>> Start

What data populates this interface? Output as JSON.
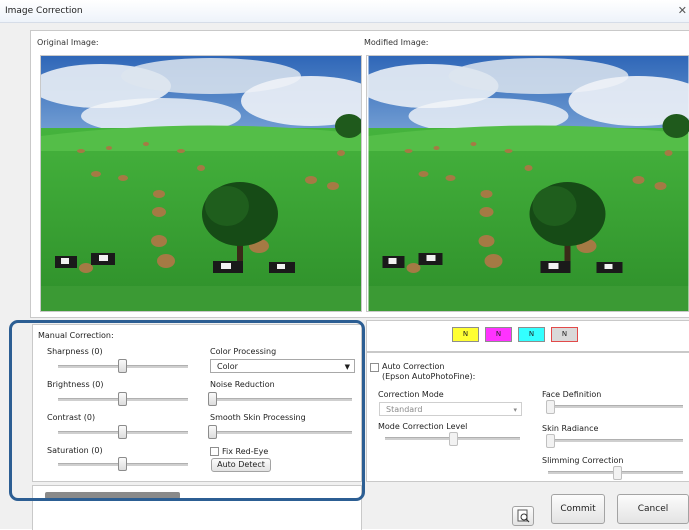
{
  "window": {
    "title": "Image Correction"
  },
  "original": {
    "label": "Original Image:"
  },
  "modified": {
    "label": "Modified Image:"
  },
  "manual": {
    "header": "Manual Correction:",
    "sharpness": {
      "label": "Sharpness (0)",
      "value": 0
    },
    "brightness": {
      "label": "Brightness (0)",
      "value": 0
    },
    "contrast": {
      "label": "Contrast (0)",
      "value": 0
    },
    "saturation": {
      "label": "Saturation (0)",
      "value": 0
    },
    "color_processing": {
      "label": "Color Processing",
      "selected": "Color"
    },
    "noise_reduction": {
      "label": "Noise Reduction"
    },
    "smooth_skin": {
      "label": "Smooth Skin Processing"
    },
    "fix_red_eye": {
      "label": "Fix Red-Eye",
      "checked": false
    },
    "auto_detect": "Auto Detect"
  },
  "swatches": [
    {
      "label": "N",
      "color": "#ffff33"
    },
    {
      "label": "N",
      "color": "#ff33ff"
    },
    {
      "label": "N",
      "color": "#33ffff"
    },
    {
      "label": "N",
      "color": "#d9d9d9"
    }
  ],
  "auto": {
    "checkbox_label": "Auto Correction",
    "sub_label": "(Epson AutoPhotoFine):",
    "checked": false,
    "mode_label": "Correction Mode",
    "mode_value": "Standard",
    "level_label": "Mode Correction Level",
    "face_definition": "Face Definition",
    "skin_radiance": "Skin Radiance",
    "slimming": "Slimming Correction"
  },
  "footer": {
    "commit": "Commit",
    "cancel": "Cancel"
  },
  "colors": {
    "highlight": "#2c5e93",
    "sky": "#3a73c5",
    "grass": "#3fa83a"
  },
  "icons": [
    "close-icon",
    "dropdown-arrow-icon",
    "print-preview-icon"
  ]
}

>> End

→ **What is asked**: Pick out the lines above that hold the string "Image" and show them.

→ **Solution to this task**:
    "title": "Image Correction"
    "label": "Original Image:"
    "label": "Modified Image:"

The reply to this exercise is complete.